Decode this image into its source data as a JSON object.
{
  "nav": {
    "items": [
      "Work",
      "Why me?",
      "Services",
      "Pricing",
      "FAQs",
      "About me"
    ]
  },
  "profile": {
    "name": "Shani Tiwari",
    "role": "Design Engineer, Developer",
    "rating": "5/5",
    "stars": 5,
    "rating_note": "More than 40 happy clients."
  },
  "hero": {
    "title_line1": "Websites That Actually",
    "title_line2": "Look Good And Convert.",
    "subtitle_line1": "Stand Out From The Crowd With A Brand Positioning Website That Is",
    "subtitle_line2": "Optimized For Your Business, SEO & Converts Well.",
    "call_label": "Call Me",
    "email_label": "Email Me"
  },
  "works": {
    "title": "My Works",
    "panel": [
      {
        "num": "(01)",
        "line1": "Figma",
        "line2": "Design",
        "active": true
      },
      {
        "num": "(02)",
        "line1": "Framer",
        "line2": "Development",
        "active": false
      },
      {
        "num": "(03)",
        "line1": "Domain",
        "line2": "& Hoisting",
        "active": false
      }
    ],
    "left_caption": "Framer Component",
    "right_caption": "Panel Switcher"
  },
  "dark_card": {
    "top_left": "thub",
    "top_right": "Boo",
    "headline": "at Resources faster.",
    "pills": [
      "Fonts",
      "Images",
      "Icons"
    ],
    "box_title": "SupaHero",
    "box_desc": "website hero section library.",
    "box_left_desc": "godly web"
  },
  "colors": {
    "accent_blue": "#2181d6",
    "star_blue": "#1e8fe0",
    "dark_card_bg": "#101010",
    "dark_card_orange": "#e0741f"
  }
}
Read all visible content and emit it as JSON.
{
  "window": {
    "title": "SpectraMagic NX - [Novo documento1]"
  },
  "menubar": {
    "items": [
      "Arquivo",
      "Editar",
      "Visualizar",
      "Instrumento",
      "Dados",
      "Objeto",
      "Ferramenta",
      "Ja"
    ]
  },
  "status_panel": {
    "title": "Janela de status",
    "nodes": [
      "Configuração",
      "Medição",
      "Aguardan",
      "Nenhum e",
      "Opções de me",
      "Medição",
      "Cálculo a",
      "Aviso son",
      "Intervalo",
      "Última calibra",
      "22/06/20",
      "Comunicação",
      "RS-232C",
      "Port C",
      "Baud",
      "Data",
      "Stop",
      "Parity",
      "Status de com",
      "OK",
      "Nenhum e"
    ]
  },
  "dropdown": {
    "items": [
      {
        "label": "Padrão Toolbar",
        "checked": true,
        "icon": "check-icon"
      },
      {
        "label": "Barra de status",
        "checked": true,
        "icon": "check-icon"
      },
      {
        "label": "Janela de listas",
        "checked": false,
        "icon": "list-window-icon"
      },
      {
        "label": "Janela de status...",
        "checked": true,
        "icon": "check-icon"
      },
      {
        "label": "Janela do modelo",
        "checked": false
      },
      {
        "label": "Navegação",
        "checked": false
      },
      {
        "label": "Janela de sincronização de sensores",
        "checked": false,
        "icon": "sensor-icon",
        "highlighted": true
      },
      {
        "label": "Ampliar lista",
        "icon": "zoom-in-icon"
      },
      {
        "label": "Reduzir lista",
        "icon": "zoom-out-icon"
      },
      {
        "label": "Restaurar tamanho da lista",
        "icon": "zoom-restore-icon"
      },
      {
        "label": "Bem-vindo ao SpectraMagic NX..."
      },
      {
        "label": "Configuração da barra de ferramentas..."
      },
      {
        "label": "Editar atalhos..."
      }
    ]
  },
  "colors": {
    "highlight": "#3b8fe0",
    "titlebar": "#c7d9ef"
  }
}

···

#### [Description of the task]
Reproduce only the lines running from the one with "Read all visible content and emit it as JSON." through the final line of the listing above, both ends included.

#### [Complete output]
Read all visible content and emit it as JSON.
{
  "window": {
    "title": "SpectraMagic NX - [Novo documento1]"
  },
  "menubar": {
    "items": [
      "Arquivo",
      "Editar",
      "Visualizar",
      "Instrumento",
      "Dados",
      "Objeto",
      "Ferramenta",
      "Ja"
    ]
  },
  "status_panel": {
    "title": "Janela de status",
    "nodes": [
      "Configuração",
      "Medição",
      "Aguardan",
      "Nenhum e",
      "Opções de me",
      "Medição",
      "Cálculo a",
      "Aviso son",
      "Intervalo",
      "Última calibra",
      "22/06/20",
      "Comunicação",
      "RS-232C",
      "Port C",
      "Baud",
      "Data",
      "Stop",
      "Parity",
      "Status de com",
      "OK",
      "Nenhum e"
    ]
  },
  "dropdown": {
    "items": [
      {
        "label": "Padrão Toolbar",
        "checked": true,
        "icon": "check-icon"
      },
      {
        "label": "Barra de status",
        "checked": true,
        "icon": "check-icon"
      },
      {
        "label": "Janela de listas",
        "checked": false,
        "icon": "list-window-icon"
      },
      {
        "label": "Janela de status...",
        "checked": true,
        "icon": "check-icon"
      },
      {
        "label": "Janela do modelo",
        "checked": false
      },
      {
        "label": "Navegação",
        "checked": false
      },
      {
        "label": "Janela de sincronização de sensores",
        "checked": false,
        "icon": "sensor-icon",
        "highlighted": true
      },
      {
        "label": "Ampliar lista",
        "icon": "zoom-in-icon"
      },
      {
        "label": "Reduzir lista",
        "icon": "zoom-out-icon"
      },
      {
        "label": "Restaurar tamanho da lista",
        "icon": "zoom-restore-icon"
      },
      {
        "label": "Bem-vindo ao SpectraMagic NX..."
      },
      {
        "label": "Configuração da barra de ferramentas..."
      },
      {
        "label": "Editar atalhos..."
      }
    ]
  },
  "colors": {
    "highlight": "#3b8fe0",
    "titlebar": "#c7d9ef"
  }
}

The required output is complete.